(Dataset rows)
◇ ◇ ◇ ◇
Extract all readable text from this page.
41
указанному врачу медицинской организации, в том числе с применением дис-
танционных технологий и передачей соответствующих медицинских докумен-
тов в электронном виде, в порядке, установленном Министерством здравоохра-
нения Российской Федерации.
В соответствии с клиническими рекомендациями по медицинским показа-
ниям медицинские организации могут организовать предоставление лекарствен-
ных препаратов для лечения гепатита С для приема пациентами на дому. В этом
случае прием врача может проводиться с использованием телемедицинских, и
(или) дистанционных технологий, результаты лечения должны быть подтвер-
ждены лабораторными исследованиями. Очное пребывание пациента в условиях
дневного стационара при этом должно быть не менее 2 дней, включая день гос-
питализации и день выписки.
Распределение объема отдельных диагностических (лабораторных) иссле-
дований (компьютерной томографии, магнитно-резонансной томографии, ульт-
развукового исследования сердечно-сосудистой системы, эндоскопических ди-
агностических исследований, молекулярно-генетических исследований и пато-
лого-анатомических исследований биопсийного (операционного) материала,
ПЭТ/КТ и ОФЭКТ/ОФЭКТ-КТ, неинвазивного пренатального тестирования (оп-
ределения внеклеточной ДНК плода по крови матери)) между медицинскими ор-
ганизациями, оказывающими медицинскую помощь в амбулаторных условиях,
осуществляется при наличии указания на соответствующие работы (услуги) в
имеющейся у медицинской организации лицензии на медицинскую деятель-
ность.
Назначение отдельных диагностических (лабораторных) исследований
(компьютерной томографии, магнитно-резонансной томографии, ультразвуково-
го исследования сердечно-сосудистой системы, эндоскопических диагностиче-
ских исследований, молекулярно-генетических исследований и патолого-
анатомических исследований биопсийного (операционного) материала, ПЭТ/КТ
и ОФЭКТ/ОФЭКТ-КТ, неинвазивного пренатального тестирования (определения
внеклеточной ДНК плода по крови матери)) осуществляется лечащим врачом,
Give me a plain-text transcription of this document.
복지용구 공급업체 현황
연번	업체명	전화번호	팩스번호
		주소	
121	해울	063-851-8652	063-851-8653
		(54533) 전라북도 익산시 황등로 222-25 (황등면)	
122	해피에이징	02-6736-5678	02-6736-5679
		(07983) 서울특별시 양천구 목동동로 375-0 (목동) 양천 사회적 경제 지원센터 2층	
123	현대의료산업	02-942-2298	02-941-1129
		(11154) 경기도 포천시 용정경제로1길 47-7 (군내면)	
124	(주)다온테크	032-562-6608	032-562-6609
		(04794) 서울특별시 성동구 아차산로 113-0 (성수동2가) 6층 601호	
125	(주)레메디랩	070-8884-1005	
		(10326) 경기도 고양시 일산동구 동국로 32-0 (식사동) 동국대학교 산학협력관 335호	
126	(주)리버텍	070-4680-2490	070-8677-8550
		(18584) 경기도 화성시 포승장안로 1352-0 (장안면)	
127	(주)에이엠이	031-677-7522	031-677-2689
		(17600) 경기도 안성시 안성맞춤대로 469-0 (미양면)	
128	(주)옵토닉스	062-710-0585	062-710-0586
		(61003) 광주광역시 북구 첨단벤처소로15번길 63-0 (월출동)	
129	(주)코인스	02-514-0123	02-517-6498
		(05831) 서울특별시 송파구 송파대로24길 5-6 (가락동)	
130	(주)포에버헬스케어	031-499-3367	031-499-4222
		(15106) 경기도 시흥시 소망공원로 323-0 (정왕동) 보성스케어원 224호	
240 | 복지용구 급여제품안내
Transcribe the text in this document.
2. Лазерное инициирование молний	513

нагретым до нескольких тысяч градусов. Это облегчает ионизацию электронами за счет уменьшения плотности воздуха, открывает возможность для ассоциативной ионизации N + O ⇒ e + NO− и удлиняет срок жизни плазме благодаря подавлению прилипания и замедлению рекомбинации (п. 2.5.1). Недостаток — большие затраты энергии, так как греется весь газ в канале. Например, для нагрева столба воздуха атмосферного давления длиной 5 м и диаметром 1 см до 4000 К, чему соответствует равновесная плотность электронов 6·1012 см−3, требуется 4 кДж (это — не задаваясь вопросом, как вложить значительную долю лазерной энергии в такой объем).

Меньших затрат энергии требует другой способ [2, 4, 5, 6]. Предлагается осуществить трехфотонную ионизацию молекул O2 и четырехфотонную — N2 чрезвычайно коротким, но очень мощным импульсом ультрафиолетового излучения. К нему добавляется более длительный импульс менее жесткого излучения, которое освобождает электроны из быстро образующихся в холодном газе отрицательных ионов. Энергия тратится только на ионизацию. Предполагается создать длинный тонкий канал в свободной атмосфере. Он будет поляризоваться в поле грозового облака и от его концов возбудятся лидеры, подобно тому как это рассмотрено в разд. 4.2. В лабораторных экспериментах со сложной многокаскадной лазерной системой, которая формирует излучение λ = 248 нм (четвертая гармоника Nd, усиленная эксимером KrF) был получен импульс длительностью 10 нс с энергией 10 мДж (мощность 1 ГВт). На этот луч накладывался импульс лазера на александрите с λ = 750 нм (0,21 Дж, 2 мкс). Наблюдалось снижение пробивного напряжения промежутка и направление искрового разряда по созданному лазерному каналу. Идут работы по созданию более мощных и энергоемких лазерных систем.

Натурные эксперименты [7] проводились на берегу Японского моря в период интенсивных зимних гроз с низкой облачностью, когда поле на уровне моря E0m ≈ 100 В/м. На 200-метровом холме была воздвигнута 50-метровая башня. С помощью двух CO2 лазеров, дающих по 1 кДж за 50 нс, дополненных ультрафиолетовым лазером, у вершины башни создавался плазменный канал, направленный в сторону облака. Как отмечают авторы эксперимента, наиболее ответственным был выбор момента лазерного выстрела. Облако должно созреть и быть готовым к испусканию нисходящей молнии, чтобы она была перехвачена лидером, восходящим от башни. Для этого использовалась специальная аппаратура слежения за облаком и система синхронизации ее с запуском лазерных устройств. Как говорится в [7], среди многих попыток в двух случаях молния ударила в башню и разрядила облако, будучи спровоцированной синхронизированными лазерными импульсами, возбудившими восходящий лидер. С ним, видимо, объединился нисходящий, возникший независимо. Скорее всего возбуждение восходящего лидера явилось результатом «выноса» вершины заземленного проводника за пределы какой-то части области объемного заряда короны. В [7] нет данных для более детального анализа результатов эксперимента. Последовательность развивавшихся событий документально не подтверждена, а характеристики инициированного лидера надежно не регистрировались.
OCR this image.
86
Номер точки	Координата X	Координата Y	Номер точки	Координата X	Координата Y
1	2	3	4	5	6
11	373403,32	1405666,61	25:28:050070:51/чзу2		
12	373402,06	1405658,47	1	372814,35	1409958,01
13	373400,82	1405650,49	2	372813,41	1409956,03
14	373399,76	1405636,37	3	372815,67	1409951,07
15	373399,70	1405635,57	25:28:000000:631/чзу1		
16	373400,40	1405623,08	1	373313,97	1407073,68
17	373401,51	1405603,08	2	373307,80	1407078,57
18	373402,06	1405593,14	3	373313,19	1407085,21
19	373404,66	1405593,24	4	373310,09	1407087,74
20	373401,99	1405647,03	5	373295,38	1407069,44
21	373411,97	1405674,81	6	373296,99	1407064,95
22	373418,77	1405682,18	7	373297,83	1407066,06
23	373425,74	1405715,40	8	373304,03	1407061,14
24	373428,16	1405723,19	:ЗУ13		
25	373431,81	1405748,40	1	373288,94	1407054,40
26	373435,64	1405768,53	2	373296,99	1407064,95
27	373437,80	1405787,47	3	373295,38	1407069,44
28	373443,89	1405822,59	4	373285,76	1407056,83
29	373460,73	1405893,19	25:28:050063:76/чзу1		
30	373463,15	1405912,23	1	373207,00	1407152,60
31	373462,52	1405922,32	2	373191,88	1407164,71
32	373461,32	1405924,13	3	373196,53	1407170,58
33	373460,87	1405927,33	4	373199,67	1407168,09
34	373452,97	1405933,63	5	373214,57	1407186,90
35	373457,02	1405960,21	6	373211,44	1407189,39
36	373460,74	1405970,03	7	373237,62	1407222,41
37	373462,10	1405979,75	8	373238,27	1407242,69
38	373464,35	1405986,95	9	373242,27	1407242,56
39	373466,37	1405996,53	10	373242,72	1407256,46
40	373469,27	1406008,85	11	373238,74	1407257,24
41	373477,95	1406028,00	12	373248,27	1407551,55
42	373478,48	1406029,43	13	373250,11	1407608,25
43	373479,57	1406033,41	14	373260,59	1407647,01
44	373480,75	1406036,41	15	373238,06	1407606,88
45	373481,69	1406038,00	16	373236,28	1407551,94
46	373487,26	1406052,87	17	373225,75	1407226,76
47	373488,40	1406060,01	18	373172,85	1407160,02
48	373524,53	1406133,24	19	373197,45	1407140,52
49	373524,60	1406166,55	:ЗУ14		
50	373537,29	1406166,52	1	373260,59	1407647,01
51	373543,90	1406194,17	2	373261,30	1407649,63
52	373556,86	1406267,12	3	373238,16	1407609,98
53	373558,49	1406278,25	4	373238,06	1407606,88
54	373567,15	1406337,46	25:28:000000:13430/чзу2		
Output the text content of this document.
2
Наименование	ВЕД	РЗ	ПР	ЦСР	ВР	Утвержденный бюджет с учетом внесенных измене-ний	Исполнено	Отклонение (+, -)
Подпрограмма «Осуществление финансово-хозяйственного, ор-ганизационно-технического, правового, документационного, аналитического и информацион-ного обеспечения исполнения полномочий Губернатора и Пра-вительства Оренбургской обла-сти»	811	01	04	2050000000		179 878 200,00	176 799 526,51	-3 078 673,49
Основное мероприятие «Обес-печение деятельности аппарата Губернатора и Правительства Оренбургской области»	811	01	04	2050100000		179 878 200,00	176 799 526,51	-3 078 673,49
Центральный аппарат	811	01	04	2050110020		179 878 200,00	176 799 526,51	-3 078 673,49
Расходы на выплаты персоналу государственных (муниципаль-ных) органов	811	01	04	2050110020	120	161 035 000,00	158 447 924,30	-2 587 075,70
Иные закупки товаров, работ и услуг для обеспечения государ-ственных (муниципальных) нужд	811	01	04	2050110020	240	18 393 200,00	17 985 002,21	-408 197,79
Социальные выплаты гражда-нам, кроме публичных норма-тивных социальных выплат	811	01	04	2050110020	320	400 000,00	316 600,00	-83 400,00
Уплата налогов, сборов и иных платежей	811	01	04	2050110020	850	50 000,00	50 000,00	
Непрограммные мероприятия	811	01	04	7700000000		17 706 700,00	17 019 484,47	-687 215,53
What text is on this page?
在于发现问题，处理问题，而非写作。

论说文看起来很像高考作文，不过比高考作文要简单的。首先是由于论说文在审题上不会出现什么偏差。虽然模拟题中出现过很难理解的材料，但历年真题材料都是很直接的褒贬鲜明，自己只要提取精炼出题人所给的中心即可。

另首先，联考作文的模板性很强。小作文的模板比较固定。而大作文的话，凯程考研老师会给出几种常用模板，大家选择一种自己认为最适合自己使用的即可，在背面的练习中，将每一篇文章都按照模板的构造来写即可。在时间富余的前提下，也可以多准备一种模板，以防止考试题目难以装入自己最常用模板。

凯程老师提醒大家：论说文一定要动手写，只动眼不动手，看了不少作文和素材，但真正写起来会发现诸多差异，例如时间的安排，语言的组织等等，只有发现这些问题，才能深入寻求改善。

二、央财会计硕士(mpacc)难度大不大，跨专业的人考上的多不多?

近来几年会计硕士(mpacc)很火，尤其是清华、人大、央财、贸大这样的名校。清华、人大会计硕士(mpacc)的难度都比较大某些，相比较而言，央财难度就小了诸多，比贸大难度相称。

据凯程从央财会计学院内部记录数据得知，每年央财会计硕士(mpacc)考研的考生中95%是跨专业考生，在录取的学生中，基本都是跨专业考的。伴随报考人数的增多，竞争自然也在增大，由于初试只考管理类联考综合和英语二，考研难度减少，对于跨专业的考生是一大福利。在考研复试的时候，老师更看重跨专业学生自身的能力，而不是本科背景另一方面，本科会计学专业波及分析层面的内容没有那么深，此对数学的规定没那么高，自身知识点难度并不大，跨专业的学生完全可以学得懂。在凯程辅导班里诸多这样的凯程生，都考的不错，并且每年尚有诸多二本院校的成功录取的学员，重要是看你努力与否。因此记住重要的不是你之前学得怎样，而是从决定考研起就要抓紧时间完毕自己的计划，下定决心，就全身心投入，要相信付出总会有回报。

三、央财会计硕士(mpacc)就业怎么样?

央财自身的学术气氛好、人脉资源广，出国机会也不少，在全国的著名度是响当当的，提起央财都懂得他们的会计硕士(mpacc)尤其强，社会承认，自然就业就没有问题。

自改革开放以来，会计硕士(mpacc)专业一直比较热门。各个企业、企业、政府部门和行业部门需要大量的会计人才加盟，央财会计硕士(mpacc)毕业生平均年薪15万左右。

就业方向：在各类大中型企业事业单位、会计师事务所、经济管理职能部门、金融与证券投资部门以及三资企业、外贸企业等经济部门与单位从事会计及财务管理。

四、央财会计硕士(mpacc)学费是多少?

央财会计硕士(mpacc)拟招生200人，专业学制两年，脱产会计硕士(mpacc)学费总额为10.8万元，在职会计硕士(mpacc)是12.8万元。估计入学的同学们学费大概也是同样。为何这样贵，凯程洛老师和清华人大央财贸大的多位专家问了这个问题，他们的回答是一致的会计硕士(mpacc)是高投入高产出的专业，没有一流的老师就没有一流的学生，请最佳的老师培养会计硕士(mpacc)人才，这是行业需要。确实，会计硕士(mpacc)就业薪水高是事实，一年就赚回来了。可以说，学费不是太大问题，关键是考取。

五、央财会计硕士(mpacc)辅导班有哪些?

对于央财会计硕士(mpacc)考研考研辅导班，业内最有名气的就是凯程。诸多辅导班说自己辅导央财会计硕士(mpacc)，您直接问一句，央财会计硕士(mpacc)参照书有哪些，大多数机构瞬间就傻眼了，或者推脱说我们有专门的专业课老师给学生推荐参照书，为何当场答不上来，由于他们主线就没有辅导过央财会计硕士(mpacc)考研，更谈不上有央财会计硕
◇ ◇ ◇ ◇
Pull out each line containing the word "text" and copy it.

Extract all readable text from this page.
Give me a plain-text transcription of this document.
Transcribe the text in this document.
Output the text content of this document.
What text is on this page?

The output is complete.